:: TASK BRIEF ::
Take from the listing each line that has the string "nominak".

(Dataset records)
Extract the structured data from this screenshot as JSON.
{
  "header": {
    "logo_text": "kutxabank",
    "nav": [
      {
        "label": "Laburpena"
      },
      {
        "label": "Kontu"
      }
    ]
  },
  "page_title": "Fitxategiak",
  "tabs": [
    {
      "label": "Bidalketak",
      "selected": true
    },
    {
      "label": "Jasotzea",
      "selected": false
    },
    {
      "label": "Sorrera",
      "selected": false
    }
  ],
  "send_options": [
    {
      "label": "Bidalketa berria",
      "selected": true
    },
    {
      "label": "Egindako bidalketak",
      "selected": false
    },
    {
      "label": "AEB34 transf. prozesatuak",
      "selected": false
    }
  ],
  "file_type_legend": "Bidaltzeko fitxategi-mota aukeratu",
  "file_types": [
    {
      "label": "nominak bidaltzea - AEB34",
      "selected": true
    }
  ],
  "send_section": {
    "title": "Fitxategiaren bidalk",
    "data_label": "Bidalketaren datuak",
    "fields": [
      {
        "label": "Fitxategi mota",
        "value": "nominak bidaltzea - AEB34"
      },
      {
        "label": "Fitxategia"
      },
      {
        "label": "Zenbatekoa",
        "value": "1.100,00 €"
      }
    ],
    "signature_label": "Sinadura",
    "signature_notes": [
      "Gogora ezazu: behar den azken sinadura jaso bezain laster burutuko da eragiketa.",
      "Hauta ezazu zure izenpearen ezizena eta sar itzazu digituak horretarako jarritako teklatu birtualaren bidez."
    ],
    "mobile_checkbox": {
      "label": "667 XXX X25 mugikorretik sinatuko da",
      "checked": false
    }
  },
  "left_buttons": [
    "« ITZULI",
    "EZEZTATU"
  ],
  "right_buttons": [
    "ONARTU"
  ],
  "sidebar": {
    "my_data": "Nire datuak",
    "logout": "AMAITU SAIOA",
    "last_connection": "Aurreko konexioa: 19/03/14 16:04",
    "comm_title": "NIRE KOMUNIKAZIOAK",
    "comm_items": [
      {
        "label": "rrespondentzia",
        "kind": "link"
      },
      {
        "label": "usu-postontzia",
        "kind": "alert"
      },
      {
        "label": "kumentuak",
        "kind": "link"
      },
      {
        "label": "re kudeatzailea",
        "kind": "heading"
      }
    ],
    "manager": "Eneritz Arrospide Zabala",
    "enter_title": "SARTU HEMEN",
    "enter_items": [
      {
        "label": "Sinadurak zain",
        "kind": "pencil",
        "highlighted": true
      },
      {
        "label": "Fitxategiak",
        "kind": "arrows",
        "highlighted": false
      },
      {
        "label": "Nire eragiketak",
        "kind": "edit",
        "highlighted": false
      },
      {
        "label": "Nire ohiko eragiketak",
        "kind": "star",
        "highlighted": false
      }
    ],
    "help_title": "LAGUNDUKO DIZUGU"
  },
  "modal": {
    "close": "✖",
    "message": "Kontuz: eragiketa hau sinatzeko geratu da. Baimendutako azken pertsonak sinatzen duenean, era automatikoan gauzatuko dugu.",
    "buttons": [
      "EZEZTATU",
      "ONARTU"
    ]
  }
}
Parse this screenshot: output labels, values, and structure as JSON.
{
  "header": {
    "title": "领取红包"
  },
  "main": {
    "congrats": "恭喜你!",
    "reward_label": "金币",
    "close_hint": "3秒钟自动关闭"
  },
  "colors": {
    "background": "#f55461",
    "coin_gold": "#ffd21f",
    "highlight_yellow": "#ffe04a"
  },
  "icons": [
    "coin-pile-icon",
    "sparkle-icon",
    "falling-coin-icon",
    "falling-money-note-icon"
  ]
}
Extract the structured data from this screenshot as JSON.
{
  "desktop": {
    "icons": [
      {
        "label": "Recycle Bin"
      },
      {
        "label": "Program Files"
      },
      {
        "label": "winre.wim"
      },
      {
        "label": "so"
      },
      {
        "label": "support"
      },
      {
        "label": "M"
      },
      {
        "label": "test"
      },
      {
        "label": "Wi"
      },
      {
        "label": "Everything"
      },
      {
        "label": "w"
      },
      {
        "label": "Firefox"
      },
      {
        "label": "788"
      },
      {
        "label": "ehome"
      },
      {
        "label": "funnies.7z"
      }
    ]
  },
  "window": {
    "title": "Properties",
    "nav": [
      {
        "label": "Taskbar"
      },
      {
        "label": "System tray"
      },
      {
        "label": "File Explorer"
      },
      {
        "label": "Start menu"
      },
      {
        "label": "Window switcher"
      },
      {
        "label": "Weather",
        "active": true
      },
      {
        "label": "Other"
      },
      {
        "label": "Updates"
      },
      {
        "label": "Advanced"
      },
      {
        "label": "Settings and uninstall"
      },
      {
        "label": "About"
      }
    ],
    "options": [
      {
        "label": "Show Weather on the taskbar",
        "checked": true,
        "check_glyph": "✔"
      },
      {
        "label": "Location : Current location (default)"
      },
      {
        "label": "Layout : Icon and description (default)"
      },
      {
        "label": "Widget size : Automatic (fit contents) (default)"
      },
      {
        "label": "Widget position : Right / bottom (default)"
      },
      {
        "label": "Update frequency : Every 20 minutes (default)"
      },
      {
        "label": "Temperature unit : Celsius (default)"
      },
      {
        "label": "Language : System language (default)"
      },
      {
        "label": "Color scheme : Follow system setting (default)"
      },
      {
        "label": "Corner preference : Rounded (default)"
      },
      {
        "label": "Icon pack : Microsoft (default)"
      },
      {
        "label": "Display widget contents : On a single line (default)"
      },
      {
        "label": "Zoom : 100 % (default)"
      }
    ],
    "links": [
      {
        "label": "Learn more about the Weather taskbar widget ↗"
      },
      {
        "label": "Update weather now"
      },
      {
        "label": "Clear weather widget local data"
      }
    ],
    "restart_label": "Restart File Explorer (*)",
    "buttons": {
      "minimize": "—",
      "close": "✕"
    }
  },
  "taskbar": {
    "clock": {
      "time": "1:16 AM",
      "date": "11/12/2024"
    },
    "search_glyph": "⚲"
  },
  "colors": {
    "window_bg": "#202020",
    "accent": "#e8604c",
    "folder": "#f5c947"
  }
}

:: THE SOLUTION ::
      "label": "nominak bidaltzea - AEB34",
        "value": "nominak bidaltzea - AEB34"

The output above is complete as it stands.